TASK INSTRUCTIONS. Scan the records for the word "tests". Return each line where it is found.

Document page text data:
----------

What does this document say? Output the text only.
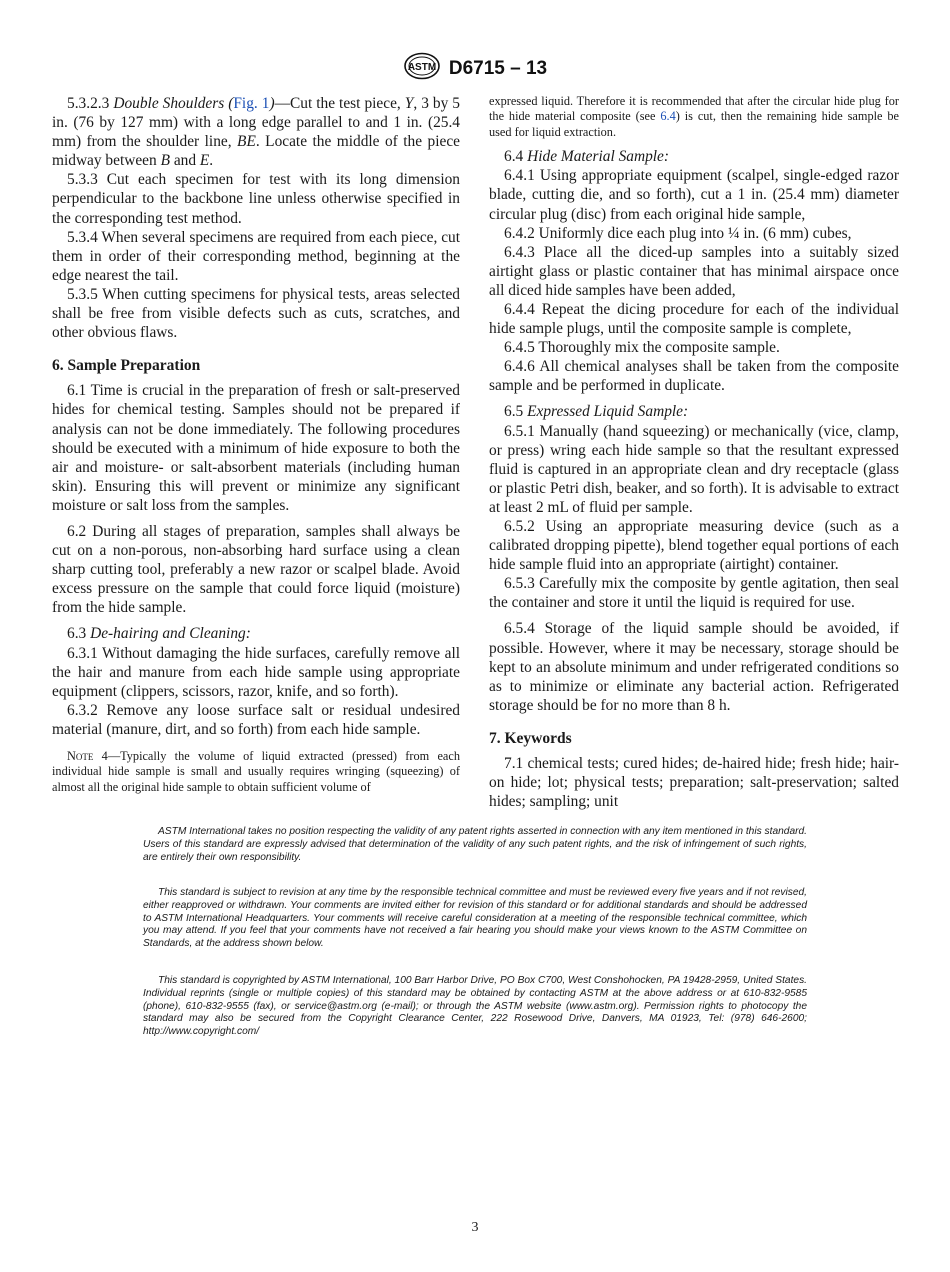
ASTM D6715 – 13

5.3.2.3 Double Shoulders (Fig. 1)—Cut the test piece, Y, 3 by 5 in. (76 by 127 mm) with a long edge parallel to and 1 in. (25.4 mm) from the shoulder line, BE. Locate the middle of the piece midway between B and E.

5.3.3 Cut each specimen for test with its long dimension perpendicular to the backbone line unless otherwise specified in the corresponding test method.

5.3.4 When several specimens are required from each piece, cut them in order of their corresponding method, beginning at the edge nearest the tail.

5.3.5 When cutting specimens for physical tests, areas selected shall be free from visible defects such as cuts, scratches, and other obvious flaws.

6. Sample Preparation

6.1 Time is crucial in the preparation of fresh or salt-preserved hides for chemical testing. Samples should not be prepared if analysis can not be done immediately. The following procedures should be executed with a minimum of hide exposure to both the air and moisture- or salt-absorbent materials (including human skin). Ensuring this will prevent or minimize any significant moisture or salt loss from the samples.

6.2 During all stages of preparation, samples shall always be cut on a non-porous, non-absorbing hard surface using a clean sharp cutting tool, preferably a new razor or scalpel blade. Avoid excess pressure on the sample that could force liquid (moisture) from the hide sample.

6.3 De-hairing and Cleaning:

6.3.1 Without damaging the hide surfaces, carefully remove all the hair and manure from each hide sample using appropriate equipment (clippers, scissors, razor, knife, and so forth).

6.3.2 Remove any loose surface salt or residual undesired material (manure, dirt, and so forth) from each hide sample.

Note 4—Typically the volume of liquid extracted (pressed) from each individual hide sample is small and usually requires wringing (squeezing) of almost all the original hide sample to obtain sufficient volume of

expressed liquid. Therefore it is recommended that after the circular hide plug for the hide material composite (see 6.4) is cut, then the remaining hide sample be used for liquid extraction.

6.4 Hide Material Sample:

6.4.1 Using appropriate equipment (scalpel, single-edged razor blade, cutting die, and so forth), cut a 1 in. (25.4 mm) diameter circular plug (disc) from each original hide sample,

6.4.2 Uniformly dice each plug into ¼ in. (6 mm) cubes,

6.4.3 Place all the diced-up samples into a suitably sized airtight glass or plastic container that has minimal airspace once all diced hide samples have been added,

6.4.4 Repeat the dicing procedure for each of the individual hide sample plugs, until the composite sample is complete,

6.4.5 Thoroughly mix the composite sample.

6.4.6 All chemical analyses shall be taken from the composite sample and be performed in duplicate.

6.5 Expressed Liquid Sample:

6.5.1 Manually (hand squeezing) or mechanically (vice, clamp, or press) wring each hide sample so that the resultant expressed fluid is captured in an appropriate clean and dry receptacle (glass or plastic Petri dish, beaker, and so forth). It is advisable to extract at least 2 mL of fluid per sample.

6.5.2 Using an appropriate measuring device (such as a calibrated dropping pipette), blend together equal portions of each hide sample fluid into an appropriate (airtight) container.

6.5.3 Carefully mix the composite by gentle agitation, then seal the container and store it until the liquid is required for use.

6.5.4 Storage of the liquid sample should be avoided, if possible. However, where it may be necessary, storage should be kept to an absolute minimum and under refrigerated conditions so as to minimize or eliminate any bacterial action. Refrigerated storage should be for no more than 8 h.

7. Keywords

7.1 chemical tests; cured hides; de-haired hide; fresh hide; hair-on hide; lot; physical tests; preparation; salt-preservation; salted hides; sampling; unit

ASTM International takes no position respecting the validity of any patent rights asserted in connection with any item mentioned in this standard. Users of this standard are expressly advised that determination of the validity of any such patent rights, and the risk of infringement of such rights, are entirely their own responsibility.
This standard is subject to revision at any time by the responsible technical committee and must be reviewed every five years and if not revised, either reapproved or withdrawn. Your comments are invited either for revision of this standard or for additional standards and should be addressed to ASTM International Headquarters. Your comments will receive careful consideration at a meeting of the responsible technical committee, which you may attend. If you feel that your comments have not received a fair hearing you should make your views known to the ASTM Committee on Standards, at the address shown below.
This standard is copyrighted by ASTM International, 100 Barr Harbor Drive, PO Box C700, West Conshohocken, PA 19428-2959, United States. Individual reprints (single or multiple copies) of this standard may be obtained by contacting ASTM at the above address or at 610-832-9585 (phone), 610-832-9555 (fax), or service@astm.org (e-mail); or through the ASTM website (www.astm.org). Permission rights to photocopy the standard may also be secured from the Copyright Clearance Center, 222 Rosewood Drive, Danvers, MA 01923, Tel: (978) 646-2600; http://www.copyright.com/
3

----------

ANSWER SPACE.
5.3.5 When cutting specimens for physical tests, areas selected shall be free from visible defects such as cuts, scratches, and other obvious flaws.
7.1 chemical tests; cured hides; de-haired hide; fresh hide; hair-on hide; lot; physical tests; preparation; salt-preservation; salted hides; sampling; unit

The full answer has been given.